STATED EXERCISE.
Using the material that follows, identify and copy each line with the string "Tech".

(Stored records)
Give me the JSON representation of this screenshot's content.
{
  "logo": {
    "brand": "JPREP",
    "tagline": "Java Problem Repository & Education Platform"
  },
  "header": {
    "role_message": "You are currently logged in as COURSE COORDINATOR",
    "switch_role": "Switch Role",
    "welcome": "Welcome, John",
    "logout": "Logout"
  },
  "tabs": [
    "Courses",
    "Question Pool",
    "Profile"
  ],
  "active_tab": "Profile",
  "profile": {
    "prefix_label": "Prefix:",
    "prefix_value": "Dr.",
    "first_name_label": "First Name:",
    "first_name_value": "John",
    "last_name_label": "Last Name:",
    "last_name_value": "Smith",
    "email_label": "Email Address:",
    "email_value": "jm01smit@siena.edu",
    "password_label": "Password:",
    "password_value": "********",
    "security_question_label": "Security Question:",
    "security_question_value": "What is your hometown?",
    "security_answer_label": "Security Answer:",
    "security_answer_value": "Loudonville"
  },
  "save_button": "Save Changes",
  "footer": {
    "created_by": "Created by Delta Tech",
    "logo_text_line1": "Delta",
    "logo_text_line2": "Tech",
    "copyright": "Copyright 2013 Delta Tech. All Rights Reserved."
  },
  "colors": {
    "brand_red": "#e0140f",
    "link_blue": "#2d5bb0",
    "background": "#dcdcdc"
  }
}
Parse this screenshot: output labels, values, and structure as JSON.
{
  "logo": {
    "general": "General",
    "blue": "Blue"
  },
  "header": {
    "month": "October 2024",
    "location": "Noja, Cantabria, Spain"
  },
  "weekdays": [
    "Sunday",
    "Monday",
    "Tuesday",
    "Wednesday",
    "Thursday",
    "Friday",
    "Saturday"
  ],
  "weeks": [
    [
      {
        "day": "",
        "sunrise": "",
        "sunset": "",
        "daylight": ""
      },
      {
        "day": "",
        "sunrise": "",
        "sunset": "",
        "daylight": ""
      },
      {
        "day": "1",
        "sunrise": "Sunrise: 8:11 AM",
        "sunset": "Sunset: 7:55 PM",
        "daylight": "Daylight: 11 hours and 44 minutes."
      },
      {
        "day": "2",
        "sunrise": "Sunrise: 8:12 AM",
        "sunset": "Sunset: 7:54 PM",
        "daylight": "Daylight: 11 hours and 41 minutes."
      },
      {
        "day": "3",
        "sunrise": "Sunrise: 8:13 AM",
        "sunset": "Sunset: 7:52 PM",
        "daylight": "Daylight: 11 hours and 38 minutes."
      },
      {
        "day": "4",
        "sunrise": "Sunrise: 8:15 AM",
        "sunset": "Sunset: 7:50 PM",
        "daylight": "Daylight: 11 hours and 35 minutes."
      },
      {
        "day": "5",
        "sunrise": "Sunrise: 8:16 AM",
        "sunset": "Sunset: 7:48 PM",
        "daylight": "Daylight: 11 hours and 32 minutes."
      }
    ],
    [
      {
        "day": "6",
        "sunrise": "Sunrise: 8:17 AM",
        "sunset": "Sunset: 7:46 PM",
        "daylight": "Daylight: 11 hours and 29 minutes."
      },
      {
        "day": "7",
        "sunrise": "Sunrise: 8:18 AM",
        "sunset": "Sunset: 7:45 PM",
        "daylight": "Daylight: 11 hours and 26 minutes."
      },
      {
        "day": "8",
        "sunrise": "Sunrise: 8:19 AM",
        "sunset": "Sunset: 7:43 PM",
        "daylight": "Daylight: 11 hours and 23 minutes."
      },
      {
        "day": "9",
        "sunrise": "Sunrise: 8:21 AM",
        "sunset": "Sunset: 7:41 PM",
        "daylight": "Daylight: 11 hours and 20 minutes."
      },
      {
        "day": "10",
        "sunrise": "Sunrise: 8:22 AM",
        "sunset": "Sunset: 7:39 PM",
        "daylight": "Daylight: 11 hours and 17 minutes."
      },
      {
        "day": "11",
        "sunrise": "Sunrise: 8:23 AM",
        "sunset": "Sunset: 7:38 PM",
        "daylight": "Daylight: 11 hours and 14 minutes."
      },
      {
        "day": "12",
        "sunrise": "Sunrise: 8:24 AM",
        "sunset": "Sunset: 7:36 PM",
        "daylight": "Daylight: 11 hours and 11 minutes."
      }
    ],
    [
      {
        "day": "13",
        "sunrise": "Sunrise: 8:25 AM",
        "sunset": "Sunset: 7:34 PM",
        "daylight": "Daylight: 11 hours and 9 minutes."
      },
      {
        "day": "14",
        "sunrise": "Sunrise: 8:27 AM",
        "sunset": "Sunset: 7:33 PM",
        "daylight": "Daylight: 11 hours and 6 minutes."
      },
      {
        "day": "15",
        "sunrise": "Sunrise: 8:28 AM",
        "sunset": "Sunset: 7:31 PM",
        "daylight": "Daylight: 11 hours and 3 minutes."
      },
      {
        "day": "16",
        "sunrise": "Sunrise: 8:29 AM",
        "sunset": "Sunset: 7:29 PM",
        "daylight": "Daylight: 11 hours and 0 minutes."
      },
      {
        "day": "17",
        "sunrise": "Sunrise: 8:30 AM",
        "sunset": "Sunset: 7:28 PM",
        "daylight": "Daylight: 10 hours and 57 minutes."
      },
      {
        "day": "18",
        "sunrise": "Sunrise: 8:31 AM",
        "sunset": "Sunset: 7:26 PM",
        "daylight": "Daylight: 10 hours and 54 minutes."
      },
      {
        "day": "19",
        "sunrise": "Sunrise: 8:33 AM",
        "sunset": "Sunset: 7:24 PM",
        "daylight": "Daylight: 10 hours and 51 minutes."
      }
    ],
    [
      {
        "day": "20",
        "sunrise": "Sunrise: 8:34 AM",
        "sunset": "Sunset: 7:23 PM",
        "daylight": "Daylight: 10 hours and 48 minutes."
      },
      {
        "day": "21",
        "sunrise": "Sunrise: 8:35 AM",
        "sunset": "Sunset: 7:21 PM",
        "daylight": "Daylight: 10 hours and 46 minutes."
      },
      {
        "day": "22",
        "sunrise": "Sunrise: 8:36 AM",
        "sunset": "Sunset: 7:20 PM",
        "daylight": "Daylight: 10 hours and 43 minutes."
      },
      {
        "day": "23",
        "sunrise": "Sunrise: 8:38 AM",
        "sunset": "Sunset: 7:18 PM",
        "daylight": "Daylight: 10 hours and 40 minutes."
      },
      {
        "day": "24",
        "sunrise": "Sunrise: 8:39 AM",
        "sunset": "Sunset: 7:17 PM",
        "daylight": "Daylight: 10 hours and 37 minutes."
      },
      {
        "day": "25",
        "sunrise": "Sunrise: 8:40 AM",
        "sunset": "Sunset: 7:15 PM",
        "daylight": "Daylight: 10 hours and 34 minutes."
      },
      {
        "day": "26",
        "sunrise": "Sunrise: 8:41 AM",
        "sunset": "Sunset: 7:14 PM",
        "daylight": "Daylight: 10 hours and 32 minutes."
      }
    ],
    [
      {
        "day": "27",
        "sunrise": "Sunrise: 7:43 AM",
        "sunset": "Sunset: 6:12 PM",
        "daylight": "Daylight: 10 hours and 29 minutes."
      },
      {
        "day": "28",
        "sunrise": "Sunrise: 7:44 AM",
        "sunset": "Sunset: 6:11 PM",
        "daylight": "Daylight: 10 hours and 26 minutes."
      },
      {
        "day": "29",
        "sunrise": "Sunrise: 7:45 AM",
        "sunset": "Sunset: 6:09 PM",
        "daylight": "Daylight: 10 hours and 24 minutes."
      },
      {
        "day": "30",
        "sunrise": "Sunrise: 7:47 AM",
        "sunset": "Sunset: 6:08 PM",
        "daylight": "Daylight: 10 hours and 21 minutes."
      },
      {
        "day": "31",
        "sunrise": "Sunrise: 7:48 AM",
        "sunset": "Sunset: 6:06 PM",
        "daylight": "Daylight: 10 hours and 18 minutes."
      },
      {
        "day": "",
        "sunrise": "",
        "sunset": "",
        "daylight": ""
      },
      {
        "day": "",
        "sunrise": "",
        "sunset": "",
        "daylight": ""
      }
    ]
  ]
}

ANSWER FOR THE TASK.
    "created_by": "Created by Delta Tech",
    "logo_text_line2": "Tech",
    "copyright": "Copyright 2013 Delta Tech. All Rights Reserved."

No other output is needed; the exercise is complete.